**Goal**
Which lines contain the string "financial"? Please list every one of them.

--- start Dataset entries ---

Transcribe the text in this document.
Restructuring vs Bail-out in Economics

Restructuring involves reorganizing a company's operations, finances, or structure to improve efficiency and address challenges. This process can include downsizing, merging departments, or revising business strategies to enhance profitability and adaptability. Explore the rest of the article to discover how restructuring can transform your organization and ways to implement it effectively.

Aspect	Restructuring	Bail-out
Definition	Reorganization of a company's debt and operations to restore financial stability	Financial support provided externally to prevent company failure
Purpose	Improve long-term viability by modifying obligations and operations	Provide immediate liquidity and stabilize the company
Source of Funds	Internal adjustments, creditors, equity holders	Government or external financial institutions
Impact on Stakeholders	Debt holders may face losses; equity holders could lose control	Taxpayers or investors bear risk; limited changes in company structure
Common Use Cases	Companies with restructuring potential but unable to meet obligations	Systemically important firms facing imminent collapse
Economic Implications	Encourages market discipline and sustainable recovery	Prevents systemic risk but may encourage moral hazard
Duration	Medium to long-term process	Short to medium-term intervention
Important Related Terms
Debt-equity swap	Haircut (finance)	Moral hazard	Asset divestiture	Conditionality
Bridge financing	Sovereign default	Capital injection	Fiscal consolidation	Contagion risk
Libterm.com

--- end Dataset entries ---
--- start Dataset entries ---

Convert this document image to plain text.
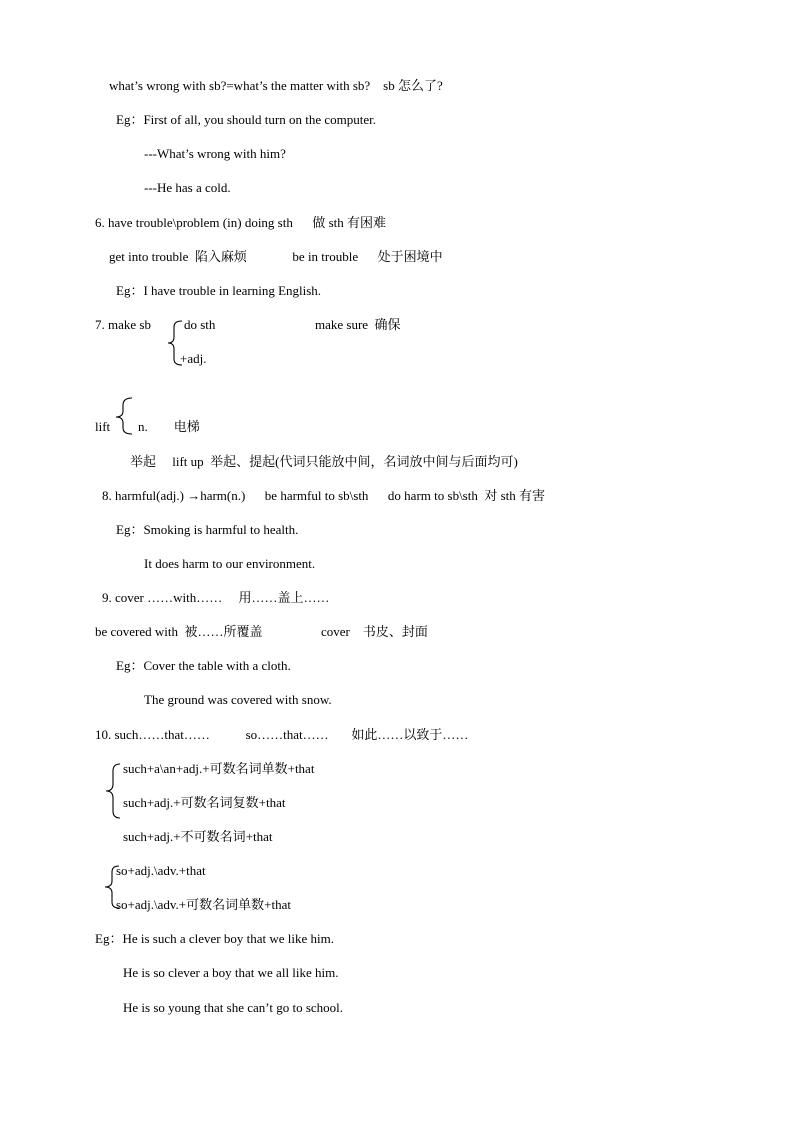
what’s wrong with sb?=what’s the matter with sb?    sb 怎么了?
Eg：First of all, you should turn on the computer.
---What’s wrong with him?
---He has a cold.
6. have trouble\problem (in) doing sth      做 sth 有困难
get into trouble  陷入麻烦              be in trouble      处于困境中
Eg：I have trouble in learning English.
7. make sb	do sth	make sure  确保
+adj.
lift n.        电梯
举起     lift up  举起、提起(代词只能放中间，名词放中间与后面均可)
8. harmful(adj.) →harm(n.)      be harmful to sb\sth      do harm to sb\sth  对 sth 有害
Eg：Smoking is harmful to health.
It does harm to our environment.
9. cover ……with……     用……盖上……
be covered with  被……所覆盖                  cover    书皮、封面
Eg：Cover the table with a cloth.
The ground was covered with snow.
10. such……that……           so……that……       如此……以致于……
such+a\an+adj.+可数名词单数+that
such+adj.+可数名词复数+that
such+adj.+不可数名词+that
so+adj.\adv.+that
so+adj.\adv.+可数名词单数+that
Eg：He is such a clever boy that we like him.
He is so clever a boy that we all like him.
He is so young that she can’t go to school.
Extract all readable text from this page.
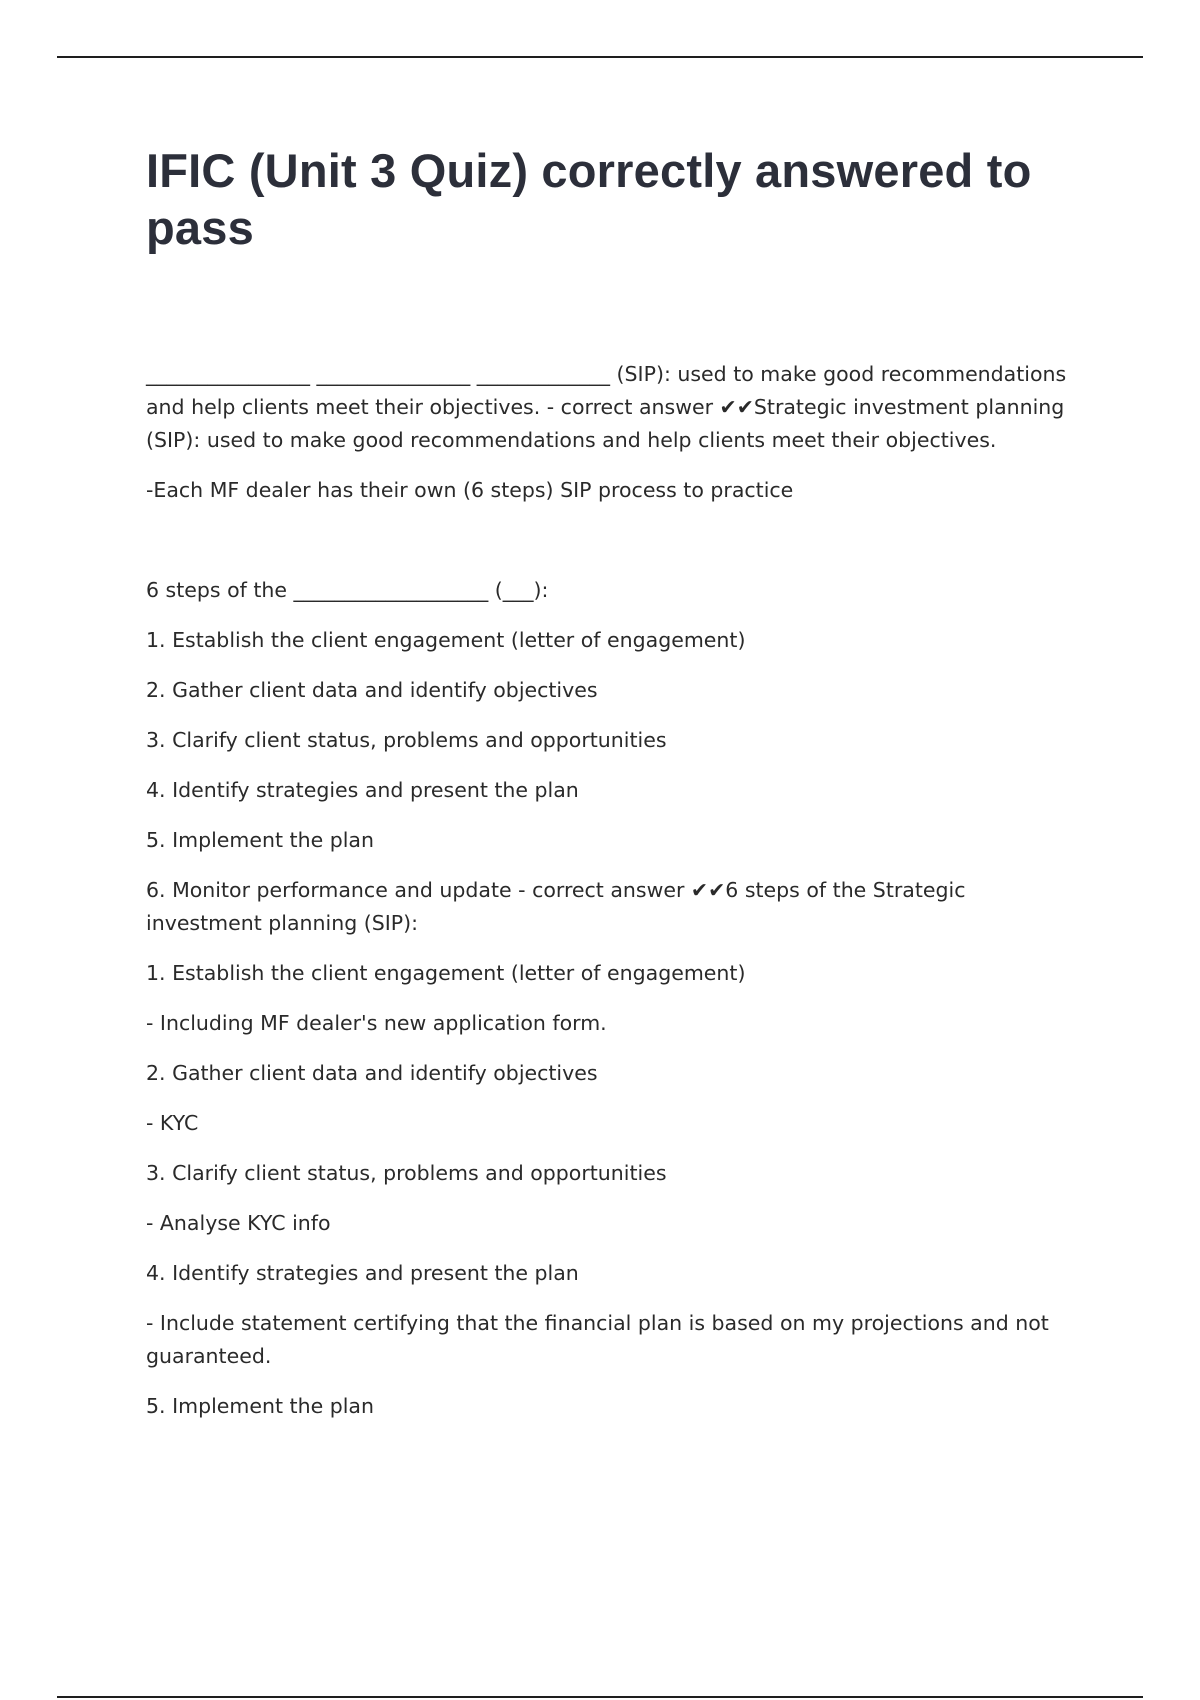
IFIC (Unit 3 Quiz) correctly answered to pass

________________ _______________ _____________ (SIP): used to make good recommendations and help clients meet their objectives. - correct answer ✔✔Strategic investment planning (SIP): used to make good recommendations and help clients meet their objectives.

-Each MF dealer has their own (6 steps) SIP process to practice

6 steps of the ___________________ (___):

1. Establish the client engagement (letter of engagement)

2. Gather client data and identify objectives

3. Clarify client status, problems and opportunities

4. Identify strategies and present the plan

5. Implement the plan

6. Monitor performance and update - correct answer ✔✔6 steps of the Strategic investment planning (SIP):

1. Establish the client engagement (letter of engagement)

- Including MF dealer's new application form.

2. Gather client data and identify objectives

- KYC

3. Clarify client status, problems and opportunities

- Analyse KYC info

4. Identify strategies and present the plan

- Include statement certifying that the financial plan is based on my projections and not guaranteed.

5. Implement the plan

--- end Dataset entries ---

**Answer for the task**
Definition	Reorganization of a company's debt and operations to restore financial stability	Financial support provided externally to prevent company failure
Source of Funds	Internal adjustments, creditors, equity holders	Government or external financial institutions
- Include statement certifying that the financial plan is based on my projections and not guaranteed.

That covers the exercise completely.